━━━ Extracted material

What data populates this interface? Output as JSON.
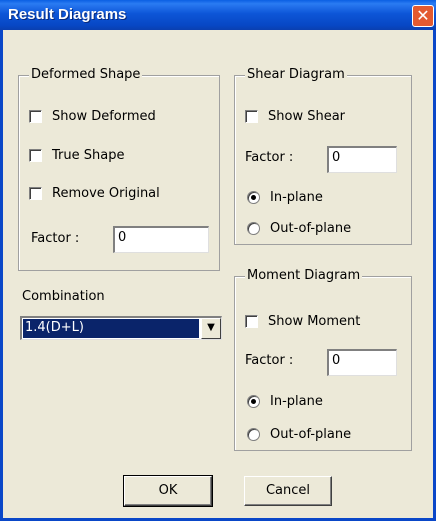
{
  "window": {
    "title": "Result Diagrams",
    "close_icon": "✕"
  },
  "deformed": {
    "legend": "Deformed Shape",
    "show_deformed": "Show Deformed",
    "true_shape": "True Shape",
    "remove_original": "Remove Original",
    "factor_label": "Factor :",
    "factor_value": "0"
  },
  "combination": {
    "label": "Combination",
    "selected": "1.4(D+L)",
    "arrow": "▼"
  },
  "shear": {
    "legend": "Shear Diagram",
    "show_shear": "Show Shear",
    "factor_label": "Factor :",
    "factor_value": "0",
    "in_plane": "In-plane",
    "out_of_plane": "Out-of-plane"
  },
  "moment": {
    "legend": "Moment Diagram",
    "show_moment": "Show Moment",
    "factor_label": "Factor :",
    "factor_value": "0",
    "in_plane": "In-plane",
    "out_of_plane": "Out-of-plane"
  },
  "buttons": {
    "ok": "OK",
    "cancel": "Cancel"
  }
}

━━━━━━

Brief: Leave the images out and output the remaining material exactly as it stands.

Final result:
What data populates this interface? Output as JSON.
{
  "window": {
    "title": "Result Diagrams",
    "close_icon": "✕"
  },
  "deformed": {
    "legend": "Deformed Shape",
    "show_deformed": "Show Deformed",
    "true_shape": "True Shape",
    "remove_original": "Remove Original",
    "factor_label": "Factor :",
    "factor_value": "0"
  },
  "combination": {
    "label": "Combination",
    "selected": "1.4(D+L)",
    "arrow": "▼"
  },
  "shear": {
    "legend": "Shear Diagram",
    "show_shear": "Show Shear",
    "factor_label": "Factor :",
    "factor_value": "0",
    "in_plane": "In-plane",
    "out_of_plane": "Out-of-plane"
  },
  "moment": {
    "legend": "Moment Diagram",
    "show_moment": "Show Moment",
    "factor_label": "Factor :",
    "factor_value": "0",
    "in_plane": "In-plane",
    "out_of_plane": "Out-of-plane"
  },
  "buttons": {
    "ok": "OK",
    "cancel": "Cancel"
  }
}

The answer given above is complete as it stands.